(Stored dataset items)
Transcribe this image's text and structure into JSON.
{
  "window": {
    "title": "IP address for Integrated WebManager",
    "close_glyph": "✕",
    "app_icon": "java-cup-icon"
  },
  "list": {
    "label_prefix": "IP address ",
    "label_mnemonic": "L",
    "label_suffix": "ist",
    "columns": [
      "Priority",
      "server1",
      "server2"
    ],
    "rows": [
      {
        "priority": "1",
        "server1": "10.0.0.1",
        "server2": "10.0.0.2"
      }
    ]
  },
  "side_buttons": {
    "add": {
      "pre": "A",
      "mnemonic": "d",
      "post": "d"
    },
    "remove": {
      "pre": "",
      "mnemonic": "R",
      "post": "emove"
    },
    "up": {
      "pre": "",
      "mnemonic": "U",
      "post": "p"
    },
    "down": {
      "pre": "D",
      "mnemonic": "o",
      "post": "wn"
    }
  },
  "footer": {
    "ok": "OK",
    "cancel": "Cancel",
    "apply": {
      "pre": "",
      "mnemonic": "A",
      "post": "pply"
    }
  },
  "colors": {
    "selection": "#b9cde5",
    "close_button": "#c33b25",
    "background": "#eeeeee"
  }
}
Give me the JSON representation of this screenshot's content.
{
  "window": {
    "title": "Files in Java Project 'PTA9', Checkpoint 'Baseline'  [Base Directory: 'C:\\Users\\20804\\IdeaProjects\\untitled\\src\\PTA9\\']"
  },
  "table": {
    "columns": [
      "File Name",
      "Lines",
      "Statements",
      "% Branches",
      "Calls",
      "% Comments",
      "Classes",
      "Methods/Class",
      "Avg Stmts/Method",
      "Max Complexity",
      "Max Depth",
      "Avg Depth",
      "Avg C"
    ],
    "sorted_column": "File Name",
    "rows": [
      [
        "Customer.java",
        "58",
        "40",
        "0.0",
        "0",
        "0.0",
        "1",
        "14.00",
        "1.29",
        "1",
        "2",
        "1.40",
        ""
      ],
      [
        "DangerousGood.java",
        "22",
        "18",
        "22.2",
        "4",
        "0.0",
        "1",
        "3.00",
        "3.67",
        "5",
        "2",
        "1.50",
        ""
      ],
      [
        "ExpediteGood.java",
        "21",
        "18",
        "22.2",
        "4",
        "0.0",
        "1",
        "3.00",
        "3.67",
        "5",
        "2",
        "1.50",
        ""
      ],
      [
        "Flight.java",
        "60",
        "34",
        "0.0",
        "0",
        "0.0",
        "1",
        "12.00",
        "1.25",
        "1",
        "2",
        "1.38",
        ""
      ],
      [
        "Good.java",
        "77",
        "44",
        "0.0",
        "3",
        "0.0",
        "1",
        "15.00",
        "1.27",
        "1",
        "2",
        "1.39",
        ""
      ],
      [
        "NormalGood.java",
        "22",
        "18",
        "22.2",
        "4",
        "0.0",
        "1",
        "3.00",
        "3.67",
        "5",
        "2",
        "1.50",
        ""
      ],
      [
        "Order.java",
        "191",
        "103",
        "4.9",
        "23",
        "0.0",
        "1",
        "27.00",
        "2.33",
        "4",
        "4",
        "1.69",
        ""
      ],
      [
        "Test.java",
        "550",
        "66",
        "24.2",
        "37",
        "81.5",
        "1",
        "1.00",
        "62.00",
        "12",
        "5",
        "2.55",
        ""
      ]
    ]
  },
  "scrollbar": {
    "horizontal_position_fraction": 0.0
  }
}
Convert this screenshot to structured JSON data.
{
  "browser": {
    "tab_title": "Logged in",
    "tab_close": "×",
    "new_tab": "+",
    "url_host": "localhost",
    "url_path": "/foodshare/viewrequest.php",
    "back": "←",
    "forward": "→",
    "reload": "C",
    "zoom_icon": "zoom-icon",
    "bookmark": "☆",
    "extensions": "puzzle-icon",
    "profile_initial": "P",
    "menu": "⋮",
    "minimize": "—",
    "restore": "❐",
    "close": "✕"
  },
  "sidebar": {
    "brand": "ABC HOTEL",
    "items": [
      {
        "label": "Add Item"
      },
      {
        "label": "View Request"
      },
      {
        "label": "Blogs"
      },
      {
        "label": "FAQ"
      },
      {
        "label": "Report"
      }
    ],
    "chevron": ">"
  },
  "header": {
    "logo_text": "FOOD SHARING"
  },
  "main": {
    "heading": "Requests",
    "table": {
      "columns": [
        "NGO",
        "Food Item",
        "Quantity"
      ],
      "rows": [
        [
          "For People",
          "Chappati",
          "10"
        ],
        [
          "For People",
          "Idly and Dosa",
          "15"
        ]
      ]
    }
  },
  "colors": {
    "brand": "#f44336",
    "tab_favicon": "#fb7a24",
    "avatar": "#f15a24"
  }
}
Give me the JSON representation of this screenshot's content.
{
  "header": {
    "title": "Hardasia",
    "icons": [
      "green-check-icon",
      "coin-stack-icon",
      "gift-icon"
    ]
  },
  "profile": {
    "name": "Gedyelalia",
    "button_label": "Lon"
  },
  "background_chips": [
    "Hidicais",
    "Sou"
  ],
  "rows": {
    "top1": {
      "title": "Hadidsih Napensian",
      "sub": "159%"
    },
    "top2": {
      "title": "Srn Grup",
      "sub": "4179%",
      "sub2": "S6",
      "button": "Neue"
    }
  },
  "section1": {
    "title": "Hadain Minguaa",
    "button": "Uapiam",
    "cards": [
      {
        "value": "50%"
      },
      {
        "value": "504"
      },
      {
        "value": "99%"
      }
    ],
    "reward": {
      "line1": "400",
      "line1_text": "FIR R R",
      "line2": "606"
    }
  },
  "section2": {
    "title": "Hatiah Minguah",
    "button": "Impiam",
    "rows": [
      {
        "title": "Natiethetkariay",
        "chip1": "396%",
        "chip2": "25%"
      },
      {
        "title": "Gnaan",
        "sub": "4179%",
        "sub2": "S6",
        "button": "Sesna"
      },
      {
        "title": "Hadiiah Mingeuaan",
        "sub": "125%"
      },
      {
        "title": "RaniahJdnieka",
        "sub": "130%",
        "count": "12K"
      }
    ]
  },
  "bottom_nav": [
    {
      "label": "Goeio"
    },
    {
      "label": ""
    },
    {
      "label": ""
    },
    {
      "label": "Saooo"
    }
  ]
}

▶ What the task requires
Would you give the material above again, complete and exact?

▶ Answer for the task
Transcribe this image's text and structure into JSON.
{
  "window": {
    "title": "IP address for Integrated WebManager",
    "close_glyph": "✕",
    "app_icon": "java-cup-icon"
  },
  "list": {
    "label_prefix": "IP address ",
    "label_mnemonic": "L",
    "label_suffix": "ist",
    "columns": [
      "Priority",
      "server1",
      "server2"
    ],
    "rows": [
      {
        "priority": "1",
        "server1": "10.0.0.1",
        "server2": "10.0.0.2"
      }
    ]
  },
  "side_buttons": {
    "add": {
      "pre": "A",
      "mnemonic": "d",
      "post": "d"
    },
    "remove": {
      "pre": "",
      "mnemonic": "R",
      "post": "emove"
    },
    "up": {
      "pre": "",
      "mnemonic": "U",
      "post": "p"
    },
    "down": {
      "pre": "D",
      "mnemonic": "o",
      "post": "wn"
    }
  },
  "footer": {
    "ok": "OK",
    "cancel": "Cancel",
    "apply": {
      "pre": "",
      "mnemonic": "A",
      "post": "pply"
    }
  },
  "colors": {
    "selection": "#b9cde5",
    "close_button": "#c33b25",
    "background": "#eeeeee"
  }
}
Give me the JSON representation of this screenshot's content.
{
  "window": {
    "title": "Files in Java Project 'PTA9', Checkpoint 'Baseline'  [Base Directory: 'C:\\Users\\20804\\IdeaProjects\\untitled\\src\\PTA9\\']"
  },
  "table": {
    "columns": [
      "File Name",
      "Lines",
      "Statements",
      "% Branches",
      "Calls",
      "% Comments",
      "Classes",
      "Methods/Class",
      "Avg Stmts/Method",
      "Max Complexity",
      "Max Depth",
      "Avg Depth",
      "Avg C"
    ],
    "sorted_column": "File Name",
    "rows": [
      [
        "Customer.java",
        "58",
        "40",
        "0.0",
        "0",
        "0.0",
        "1",
        "14.00",
        "1.29",
        "1",
        "2",
        "1.40",
        ""
      ],
      [
        "DangerousGood.java",
        "22",
        "18",
        "22.2",
        "4",
        "0.0",
        "1",
        "3.00",
        "3.67",
        "5",
        "2",
        "1.50",
        ""
      ],
      [
        "ExpediteGood.java",
        "21",
        "18",
        "22.2",
        "4",
        "0.0",
        "1",
        "3.00",
        "3.67",
        "5",
        "2",
        "1.50",
        ""
      ],
      [
        "Flight.java",
        "60",
        "34",
        "0.0",
        "0",
        "0.0",
        "1",
        "12.00",
        "1.25",
        "1",
        "2",
        "1.38",
        ""
      ],
      [
        "Good.java",
        "77",
        "44",
        "0.0",
        "3",
        "0.0",
        "1",
        "15.00",
        "1.27",
        "1",
        "2",
        "1.39",
        ""
      ],
      [
        "NormalGood.java",
        "22",
        "18",
        "22.2",
        "4",
        "0.0",
        "1",
        "3.00",
        "3.67",
        "5",
        "2",
        "1.50",
        ""
      ],
      [
        "Order.java",
        "191",
        "103",
        "4.9",
        "23",
        "0.0",
        "1",
        "27.00",
        "2.33",
        "4",
        "4",
        "1.69",
        ""
      ],
      [
        "Test.java",
        "550",
        "66",
        "24.2",
        "37",
        "81.5",
        "1",
        "1.00",
        "62.00",
        "12",
        "5",
        "2.55",
        ""
      ]
    ]
  },
  "scrollbar": {
    "horizontal_position_fraction": 0.0
  }
}
Convert this screenshot to structured JSON data.
{
  "browser": {
    "tab_title": "Logged in",
    "tab_close": "×",
    "new_tab": "+",
    "url_host": "localhost",
    "url_path": "/foodshare/viewrequest.php",
    "back": "←",
    "forward": "→",
    "reload": "C",
    "zoom_icon": "zoom-icon",
    "bookmark": "☆",
    "extensions": "puzzle-icon",
    "profile_initial": "P",
    "menu": "⋮",
    "minimize": "—",
    "restore": "❐",
    "close": "✕"
  },
  "sidebar": {
    "brand": "ABC HOTEL",
    "items": [
      {
        "label": "Add Item"
      },
      {
        "label": "View Request"
      },
      {
        "label": "Blogs"
      },
      {
        "label": "FAQ"
      },
      {
        "label": "Report"
      }
    ],
    "chevron": ">"
  },
  "header": {
    "logo_text": "FOOD SHARING"
  },
  "main": {
    "heading": "Requests",
    "table": {
      "columns": [
        "NGO",
        "Food Item",
        "Quantity"
      ],
      "rows": [
        [
          "For People",
          "Chappati",
          "10"
        ],
        [
          "For People",
          "Idly and Dosa",
          "15"
        ]
      ]
    }
  },
  "colors": {
    "brand": "#f44336",
    "tab_favicon": "#fb7a24",
    "avatar": "#f15a24"
  }
}
Give me the JSON representation of this screenshot's content.
{
  "header": {
    "title": "Hardasia",
    "icons": [
      "green-check-icon",
      "coin-stack-icon",
      "gift-icon"
    ]
  },
  "profile": {
    "name": "Gedyelalia",
    "button_label": "Lon"
  },
  "background_chips": [
    "Hidicais",
    "Sou"
  ],
  "rows": {
    "top1": {
      "title": "Hadidsih Napensian",
      "sub": "159%"
    },
    "top2": {
      "title": "Srn Grup",
      "sub": "4179%",
      "sub2": "S6",
      "button": "Neue"
    }
  },
  "section1": {
    "title": "Hadain Minguaa",
    "button": "Uapiam",
    "cards": [
      {
        "value": "50%"
      },
      {
        "value": "504"
      },
      {
        "value": "99%"
      }
    ],
    "reward": {
      "line1": "400",
      "line1_text": "FIR R R",
      "line2": "606"
    }
  },
  "section2": {
    "title": "Hatiah Minguah",
    "button": "Impiam",
    "rows": [
      {
        "title": "Natiethetkariay",
        "chip1": "396%",
        "chip2": "25%"
      },
      {
        "title": "Gnaan",
        "sub": "4179%",
        "sub2": "S6",
        "button": "Sesna"
      },
      {
        "title": "Hadiiah Mingeuaan",
        "sub": "125%"
      },
      {
        "title": "RaniahJdnieka",
        "sub": "130%",
        "count": "12K"
      }
    ]
  },
  "bottom_nav": [
    {
      "label": "Goeio"
    },
    {
      "label": ""
    },
    {
      "label": ""
    },
    {
      "label": "Saooo"
    }
  ]
}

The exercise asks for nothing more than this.